* Start Dataset excerpts *
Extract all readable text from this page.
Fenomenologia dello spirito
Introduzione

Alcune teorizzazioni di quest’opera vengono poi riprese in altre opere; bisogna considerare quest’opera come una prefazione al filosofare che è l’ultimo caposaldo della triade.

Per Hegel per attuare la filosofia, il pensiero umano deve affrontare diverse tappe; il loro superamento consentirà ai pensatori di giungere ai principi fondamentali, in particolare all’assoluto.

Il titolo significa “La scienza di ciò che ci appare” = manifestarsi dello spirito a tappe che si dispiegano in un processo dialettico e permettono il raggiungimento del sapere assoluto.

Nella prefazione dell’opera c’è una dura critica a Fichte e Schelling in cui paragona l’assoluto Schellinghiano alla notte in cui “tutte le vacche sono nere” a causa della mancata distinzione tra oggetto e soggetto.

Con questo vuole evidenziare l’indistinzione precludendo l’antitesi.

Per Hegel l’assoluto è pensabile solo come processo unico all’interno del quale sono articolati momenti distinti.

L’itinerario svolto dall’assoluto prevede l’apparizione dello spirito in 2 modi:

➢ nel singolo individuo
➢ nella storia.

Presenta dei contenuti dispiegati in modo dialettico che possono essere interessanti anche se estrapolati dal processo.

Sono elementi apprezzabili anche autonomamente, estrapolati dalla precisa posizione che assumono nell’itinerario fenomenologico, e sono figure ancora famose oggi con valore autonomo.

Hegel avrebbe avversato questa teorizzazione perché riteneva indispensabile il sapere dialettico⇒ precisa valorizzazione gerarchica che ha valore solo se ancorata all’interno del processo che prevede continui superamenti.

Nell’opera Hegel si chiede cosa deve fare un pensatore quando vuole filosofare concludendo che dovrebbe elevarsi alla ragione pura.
* End Dataset excerpts *
◆ **What is asked**: Collect the lines of the data that carry the word "spirito".

◆ **Result below**:
Fenomenologia dello spirito
Il titolo significa “La scienza di ciò che ci appare” = manifestarsi dello spirito a tappe che si dispiegano in un processo dialettico e permettono il raggiungimento del sapere assoluto.
L’itinerario svolto dall’assoluto prevede l’apparizione dello spirito in 2 modi:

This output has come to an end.